> **GIVEN TASK A**: In the mailing-list message below, rewrite the paragraph beginning "On a boot a couple of days ago" as a short bulleted list that keeps its main facts.
> **GIVEN TASK B**: Format the records below as a JSON list of strings, one string per line and blank lines omitted, covering only the lines from the first line of the records through the line holding "legend-item-inbox[interactable]: Inbox [170, 404, 206, 422]", inclusive.
[begin TEXT EXTRACT]
From mboxrd@z Thu Jan  1 00:00:00 1970
From: Bill Davidsen <davidsen@tmr.com>
Subject: Re: some ?? re failed disk and resyncing of array
Date: Sun, 01 Feb 2009 14:41:37 -0500
Message-ID: <4985FAF1.2090208@tmr.com>
References: <1233389816.28363.1297740563@webmail.messagingengine.com> <49842A1E.1090105@dgreaves.com> <1233403388.29916.1297756217@webmail.messagingengine.com>
Mime-Version: 1.0
Content-Type: text/plain; charset=ISO-8859-1; format=flowed
Content-Transfer-Encoding: 7bit
Return-path: <linux-raid-owner@vger.kernel.org>
In-Reply-To: <1233403388.29916.1297756217@webmail.messagingengine.com>
Sender: linux-raid-owner@vger.kernel.org
To: whollygoat@letterboxes.org
Cc: linux-raid@vger.kernel.org, David Greaves <david@dgreaves.com>
List-Id: linux-raid.ids

whollygoat@letterboxes.org wrote:
> On Sat, 31 Jan 2009 10:38:22 +0000, "David Greaves" <david@dgreaves.com>
> said:
>   
>> whollygoat@letterboxes.org wrote:
>>     
>>> On a boot a couple of days ago, mdadm failed a disk and
>>> started resyncing to spare (raid5, 6 drives, 5 active, 1
>>> spare).  smartctl -H <disk> returned info (can't remember
>>> the exact text) that made me suspect the drive was
>>> fine, but the data connection was bad.  Sure enough the
>>> data cable was damaged.  Replaced the cable and smartctl
>>> sees the disk just fine and reports no errors.
>>>
>>> - I'd like to readd the drive as a spare.  Is it enough
>>> to "mdadm --add /dev/hdk" or do I need to prep the drive to
>>> remove any data that said where it previously belonged
>>> in the array?
>>>       
>> That should work.
>> Any issues and you can zero the superblock (man mdadm)
>> No need to zero the disk.
>>     
>
> Would --re-add be better?
>
>   
I don't think do. And I would zero the superblock. The more detail you 
put into preventing unwanted autodetection the fewer learning 
experiences you will have.
[end TEXT EXTRACT]
[begin THE DATA]
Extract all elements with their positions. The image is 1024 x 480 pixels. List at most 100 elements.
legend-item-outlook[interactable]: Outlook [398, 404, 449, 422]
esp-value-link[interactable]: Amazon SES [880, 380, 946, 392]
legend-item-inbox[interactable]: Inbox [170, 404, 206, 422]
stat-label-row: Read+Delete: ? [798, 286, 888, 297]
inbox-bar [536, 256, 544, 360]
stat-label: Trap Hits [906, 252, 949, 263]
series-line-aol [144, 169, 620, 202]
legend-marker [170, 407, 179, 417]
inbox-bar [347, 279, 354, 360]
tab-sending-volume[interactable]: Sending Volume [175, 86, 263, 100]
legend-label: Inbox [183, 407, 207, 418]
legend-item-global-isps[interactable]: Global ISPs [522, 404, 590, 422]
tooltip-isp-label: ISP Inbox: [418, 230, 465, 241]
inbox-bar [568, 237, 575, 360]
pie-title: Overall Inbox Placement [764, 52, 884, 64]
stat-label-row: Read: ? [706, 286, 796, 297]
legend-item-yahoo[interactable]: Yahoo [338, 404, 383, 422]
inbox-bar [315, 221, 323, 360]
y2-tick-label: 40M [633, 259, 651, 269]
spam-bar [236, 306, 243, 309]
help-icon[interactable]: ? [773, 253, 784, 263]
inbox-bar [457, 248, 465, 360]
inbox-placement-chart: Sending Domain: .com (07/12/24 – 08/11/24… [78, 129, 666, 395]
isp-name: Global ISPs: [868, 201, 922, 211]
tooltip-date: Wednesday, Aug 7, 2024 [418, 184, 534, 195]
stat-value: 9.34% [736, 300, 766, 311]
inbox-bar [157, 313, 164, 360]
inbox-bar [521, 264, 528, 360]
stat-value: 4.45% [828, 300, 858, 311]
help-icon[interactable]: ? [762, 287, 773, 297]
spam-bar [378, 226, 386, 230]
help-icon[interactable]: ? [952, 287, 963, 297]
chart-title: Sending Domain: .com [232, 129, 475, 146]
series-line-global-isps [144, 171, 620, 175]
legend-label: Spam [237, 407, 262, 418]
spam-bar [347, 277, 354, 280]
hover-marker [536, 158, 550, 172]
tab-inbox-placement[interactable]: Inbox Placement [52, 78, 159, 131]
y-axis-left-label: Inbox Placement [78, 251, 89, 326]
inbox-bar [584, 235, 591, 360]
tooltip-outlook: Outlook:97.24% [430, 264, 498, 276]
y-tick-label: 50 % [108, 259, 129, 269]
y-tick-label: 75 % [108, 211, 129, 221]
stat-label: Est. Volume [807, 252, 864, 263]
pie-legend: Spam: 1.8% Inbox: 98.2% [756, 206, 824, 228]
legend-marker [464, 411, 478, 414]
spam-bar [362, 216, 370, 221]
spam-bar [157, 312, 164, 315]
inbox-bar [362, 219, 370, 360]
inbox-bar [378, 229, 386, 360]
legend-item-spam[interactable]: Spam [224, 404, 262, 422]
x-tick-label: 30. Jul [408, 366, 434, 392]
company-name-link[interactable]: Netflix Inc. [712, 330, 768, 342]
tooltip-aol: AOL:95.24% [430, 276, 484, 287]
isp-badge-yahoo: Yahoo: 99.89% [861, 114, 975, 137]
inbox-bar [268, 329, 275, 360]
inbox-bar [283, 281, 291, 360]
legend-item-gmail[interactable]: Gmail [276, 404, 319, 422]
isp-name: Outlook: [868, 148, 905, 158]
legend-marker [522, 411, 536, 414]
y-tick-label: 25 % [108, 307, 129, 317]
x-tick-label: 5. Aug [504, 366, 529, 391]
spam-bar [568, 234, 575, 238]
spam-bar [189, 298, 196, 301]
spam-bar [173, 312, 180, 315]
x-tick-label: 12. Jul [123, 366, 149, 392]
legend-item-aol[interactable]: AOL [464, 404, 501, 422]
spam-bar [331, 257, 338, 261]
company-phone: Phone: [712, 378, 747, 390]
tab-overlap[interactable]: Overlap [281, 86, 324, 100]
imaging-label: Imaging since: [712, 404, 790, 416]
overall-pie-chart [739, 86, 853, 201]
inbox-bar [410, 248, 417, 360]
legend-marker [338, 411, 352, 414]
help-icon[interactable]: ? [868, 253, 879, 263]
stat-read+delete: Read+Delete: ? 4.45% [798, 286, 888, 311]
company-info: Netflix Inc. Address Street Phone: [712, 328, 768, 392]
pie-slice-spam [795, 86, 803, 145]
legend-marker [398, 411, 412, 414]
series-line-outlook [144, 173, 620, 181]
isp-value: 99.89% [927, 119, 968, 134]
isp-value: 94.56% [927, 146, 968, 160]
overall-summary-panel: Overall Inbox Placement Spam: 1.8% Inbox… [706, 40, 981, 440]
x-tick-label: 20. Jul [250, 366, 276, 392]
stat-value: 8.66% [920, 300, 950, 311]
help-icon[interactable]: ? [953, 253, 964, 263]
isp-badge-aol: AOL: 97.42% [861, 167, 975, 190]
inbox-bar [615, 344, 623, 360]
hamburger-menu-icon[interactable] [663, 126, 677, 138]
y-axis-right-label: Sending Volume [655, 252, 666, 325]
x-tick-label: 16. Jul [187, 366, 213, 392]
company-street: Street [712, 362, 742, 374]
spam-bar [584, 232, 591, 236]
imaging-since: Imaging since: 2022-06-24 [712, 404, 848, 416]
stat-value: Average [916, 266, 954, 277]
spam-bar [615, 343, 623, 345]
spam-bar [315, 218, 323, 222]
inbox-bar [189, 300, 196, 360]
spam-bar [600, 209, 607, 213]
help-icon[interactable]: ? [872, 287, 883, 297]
[end THE DATA]
> **TASK OUTPUT A**:
- At boot a few days earlier, mdadm failed a disk and started resyncing to the spare (RAID 5, six drives: five active, one spare).
- The output of smartctl -H on the disk suggested the drive was fine but the data connection was bad.
- The data cable turned out to be damaged.
- After the cable was replaced, smartctl sees the disk and reports no errors.

> **TASK OUTPUT B**:
[
  "Extract all elements with their positions. The image is 1024 x 480 pixels. List at most 100 elements.",
  "legend-item-outlook[interactable]: Outlook [398, 404, 449, 422]",
  "esp-value-link[interactable]: Amazon SES [880, 380, 946, 392]",
  "legend-item-inbox[interactable]: Inbox [170, 404, 206, 422]"
]